▸ WORK INSTRUCTIONS
Reproduce word for word the part of the column below on Tony Blair's advisory role in Rwanda, starting with "So, what happened" and going on through "obstacle to peace.".

▸ SELECTED PASSAGE
────────────────

Ref:http://www.nationmedia.com/dailynation/nmgcontententry.asp?category_id=25&newsid=118060
Story by KEN KAMOCHE
Publication Date: 3/2/2008
My attention was drawn to a recent media report that former British Premier Tony Blair has been appointed a special adviser to the Paul Kagame’s government in Rwanda. Apparently, Mr Blair’s remit is to help the country’s economy recover from the aftermath of the 1990s genocide by attracting foreign investment.
This comes at a time when Kenya is hosting the Kofi Annan-led team of eminent personalities working to resolve the political stalemate in the country.
So, what happened to all that nonsense about foreigners interfering with so-called national sovereignty? Have African leaders suddenly realised there is nothing wrong with taking a bit of advice from beyond their borders?
Clearly not, if the intransigence of the Sudanese regime is anything to go by, or in fact in the case of Kenya itself, where bloated egos have become obstacle to peace.

────────────────

▸ THE DATA
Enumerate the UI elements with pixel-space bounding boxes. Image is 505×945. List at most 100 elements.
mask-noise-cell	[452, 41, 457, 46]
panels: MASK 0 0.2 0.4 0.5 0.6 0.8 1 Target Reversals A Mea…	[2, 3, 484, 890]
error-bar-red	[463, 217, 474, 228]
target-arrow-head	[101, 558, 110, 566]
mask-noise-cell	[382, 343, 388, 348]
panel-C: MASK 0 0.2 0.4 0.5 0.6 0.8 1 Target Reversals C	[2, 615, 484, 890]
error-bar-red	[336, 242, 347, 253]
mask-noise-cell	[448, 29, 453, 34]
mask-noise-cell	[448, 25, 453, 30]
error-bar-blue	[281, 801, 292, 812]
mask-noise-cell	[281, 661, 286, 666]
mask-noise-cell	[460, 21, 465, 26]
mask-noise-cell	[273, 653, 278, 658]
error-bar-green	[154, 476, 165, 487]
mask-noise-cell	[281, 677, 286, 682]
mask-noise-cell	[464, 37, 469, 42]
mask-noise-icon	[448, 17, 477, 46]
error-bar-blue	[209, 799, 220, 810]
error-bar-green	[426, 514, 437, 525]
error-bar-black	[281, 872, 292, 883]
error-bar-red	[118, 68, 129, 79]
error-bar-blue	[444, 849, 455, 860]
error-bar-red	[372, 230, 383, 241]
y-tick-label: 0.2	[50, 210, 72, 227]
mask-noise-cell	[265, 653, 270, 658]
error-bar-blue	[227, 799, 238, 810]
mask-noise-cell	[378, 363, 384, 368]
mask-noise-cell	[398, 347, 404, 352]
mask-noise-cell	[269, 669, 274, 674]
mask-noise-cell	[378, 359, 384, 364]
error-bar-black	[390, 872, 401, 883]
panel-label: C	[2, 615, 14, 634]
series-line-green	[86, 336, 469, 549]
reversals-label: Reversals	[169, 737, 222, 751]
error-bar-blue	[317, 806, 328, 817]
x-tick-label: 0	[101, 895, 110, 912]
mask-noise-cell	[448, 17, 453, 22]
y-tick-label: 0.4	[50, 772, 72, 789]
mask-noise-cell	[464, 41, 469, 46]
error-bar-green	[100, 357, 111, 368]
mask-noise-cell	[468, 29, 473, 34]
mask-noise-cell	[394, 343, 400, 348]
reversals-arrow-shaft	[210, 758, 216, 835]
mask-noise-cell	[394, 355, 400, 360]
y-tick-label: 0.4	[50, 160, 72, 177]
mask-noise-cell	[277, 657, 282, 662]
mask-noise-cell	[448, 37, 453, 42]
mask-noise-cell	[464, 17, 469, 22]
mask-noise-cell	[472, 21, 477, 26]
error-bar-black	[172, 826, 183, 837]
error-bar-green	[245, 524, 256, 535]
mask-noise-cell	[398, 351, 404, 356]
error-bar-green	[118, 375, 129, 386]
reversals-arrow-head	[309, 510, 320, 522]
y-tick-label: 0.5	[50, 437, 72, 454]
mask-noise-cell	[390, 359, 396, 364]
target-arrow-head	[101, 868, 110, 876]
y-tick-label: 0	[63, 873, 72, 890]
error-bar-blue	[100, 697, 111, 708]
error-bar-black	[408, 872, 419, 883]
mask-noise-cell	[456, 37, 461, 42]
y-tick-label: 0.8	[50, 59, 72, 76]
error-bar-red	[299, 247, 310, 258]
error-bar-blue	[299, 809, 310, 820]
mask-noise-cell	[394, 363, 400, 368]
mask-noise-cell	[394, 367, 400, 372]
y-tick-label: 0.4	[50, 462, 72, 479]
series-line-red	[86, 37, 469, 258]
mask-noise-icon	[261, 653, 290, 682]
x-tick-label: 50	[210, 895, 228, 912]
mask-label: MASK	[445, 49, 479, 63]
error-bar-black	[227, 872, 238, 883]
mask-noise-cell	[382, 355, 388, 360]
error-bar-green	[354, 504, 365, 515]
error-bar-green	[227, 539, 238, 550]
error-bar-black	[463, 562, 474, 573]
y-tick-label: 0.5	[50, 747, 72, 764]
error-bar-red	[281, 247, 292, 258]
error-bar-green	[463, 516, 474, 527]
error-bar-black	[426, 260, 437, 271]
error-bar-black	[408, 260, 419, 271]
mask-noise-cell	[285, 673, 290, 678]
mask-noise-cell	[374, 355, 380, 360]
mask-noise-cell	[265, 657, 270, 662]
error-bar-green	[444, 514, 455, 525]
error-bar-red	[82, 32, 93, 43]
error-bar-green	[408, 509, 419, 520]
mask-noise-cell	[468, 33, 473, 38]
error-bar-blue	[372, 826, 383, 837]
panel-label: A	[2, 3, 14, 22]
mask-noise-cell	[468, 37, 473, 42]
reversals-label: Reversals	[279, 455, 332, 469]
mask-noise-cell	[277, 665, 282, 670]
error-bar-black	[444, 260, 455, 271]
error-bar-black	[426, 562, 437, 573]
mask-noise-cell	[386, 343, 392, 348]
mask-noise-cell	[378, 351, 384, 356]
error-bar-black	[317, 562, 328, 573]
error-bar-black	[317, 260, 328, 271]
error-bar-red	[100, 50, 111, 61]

────────────────

▸ EXPECTED ANSWER
So, what happened to all that nonsense about foreigners interfering with so-called national sovereignty? Have African leaders suddenly realised there is nothing wrong with taking a bit of advice from beyond their borders?
Clearly not, if the intransigence of the Sudanese regime is anything to go by, or in fact in the case of Kenya itself, where bloated egos have become obstacle to peace.